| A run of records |

(begin)

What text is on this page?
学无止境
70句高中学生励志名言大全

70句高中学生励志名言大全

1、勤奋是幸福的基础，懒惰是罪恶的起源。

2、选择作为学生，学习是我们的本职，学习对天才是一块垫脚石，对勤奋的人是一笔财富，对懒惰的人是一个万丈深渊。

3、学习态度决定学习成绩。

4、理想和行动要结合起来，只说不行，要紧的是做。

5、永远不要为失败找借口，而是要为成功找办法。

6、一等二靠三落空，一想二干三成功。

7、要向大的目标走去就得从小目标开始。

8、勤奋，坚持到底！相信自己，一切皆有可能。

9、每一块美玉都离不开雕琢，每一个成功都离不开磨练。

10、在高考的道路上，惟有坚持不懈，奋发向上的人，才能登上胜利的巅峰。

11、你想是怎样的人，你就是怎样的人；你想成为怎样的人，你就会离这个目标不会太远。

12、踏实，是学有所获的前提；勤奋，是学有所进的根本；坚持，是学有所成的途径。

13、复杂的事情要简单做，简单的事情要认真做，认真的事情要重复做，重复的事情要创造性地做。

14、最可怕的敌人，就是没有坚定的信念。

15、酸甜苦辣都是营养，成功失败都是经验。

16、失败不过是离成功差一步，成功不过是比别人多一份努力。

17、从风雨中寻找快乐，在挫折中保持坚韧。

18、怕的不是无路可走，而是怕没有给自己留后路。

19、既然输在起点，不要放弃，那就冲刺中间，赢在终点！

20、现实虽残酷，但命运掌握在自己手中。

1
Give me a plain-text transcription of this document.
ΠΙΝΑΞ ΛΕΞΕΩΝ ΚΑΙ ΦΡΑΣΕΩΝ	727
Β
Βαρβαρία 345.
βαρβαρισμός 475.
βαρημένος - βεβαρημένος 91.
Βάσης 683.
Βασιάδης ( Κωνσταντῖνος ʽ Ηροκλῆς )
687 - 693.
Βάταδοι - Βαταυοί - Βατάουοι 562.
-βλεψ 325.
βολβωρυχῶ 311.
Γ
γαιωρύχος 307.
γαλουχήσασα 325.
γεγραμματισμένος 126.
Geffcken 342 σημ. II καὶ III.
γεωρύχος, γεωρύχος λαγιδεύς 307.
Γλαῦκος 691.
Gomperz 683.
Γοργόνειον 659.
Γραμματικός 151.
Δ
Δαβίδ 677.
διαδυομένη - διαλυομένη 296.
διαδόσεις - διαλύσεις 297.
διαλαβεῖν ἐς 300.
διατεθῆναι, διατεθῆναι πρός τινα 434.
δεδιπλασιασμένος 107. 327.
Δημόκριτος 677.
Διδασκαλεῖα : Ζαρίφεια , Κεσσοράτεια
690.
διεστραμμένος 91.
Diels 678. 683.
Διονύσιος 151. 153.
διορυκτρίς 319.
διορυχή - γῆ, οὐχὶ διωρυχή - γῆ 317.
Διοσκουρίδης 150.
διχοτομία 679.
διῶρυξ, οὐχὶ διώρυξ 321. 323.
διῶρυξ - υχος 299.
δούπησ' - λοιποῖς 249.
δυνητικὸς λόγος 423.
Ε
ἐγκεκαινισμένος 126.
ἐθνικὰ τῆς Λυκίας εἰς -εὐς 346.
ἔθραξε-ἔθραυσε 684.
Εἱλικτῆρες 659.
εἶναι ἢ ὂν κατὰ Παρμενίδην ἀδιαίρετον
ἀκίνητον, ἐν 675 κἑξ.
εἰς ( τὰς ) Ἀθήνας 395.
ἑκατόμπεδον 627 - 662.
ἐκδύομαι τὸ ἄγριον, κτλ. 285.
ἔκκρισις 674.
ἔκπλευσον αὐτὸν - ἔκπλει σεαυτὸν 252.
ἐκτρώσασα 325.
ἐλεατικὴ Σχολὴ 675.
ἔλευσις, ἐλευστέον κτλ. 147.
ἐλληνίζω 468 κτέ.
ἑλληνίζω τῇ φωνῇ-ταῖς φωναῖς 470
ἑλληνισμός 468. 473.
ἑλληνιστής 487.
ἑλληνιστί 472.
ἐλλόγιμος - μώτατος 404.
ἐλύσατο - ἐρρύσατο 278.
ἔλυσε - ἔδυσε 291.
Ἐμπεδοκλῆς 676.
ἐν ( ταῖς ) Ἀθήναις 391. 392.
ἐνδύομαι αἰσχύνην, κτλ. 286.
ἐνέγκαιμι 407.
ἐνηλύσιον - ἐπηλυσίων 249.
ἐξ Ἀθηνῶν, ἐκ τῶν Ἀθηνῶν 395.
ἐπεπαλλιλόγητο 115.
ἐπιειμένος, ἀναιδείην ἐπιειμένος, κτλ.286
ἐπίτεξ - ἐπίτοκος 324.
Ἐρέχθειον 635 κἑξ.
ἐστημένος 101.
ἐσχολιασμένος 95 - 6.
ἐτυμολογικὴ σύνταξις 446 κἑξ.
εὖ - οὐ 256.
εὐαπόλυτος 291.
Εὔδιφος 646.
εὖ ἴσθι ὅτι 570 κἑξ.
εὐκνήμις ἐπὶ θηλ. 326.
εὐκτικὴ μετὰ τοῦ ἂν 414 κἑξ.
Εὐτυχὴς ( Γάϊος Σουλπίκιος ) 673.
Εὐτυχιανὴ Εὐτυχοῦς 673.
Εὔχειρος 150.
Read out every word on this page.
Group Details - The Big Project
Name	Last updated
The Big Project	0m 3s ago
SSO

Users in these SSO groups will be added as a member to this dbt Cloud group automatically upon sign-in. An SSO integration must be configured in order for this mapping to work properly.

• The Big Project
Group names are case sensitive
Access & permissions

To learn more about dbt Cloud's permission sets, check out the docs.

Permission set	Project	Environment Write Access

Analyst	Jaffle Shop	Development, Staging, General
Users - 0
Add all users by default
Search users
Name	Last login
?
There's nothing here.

(end)

| Short exercise |
Retype, exactly and only, the lines running from the one with "Read out every word on this page." through the final line of the listing above.

| Correct answer |
Read out every word on this page.
Group Details - The Big Project
Name	Last updated
The Big Project	0m 3s ago
SSO

Users in these SSO groups will be added as a member to this dbt Cloud group automatically upon sign-in. An SSO integration must be configured in order for this mapping to work properly.

• The Big Project
Group names are case sensitive
Access & permissions

To learn more about dbt Cloud's permission sets, check out the docs.

Permission set	Project	Environment Write Access

Analyst	Jaffle Shop	Development, Staging, General
Users - 0
Add all users by default
Search users
Name	Last login
?
There's nothing here.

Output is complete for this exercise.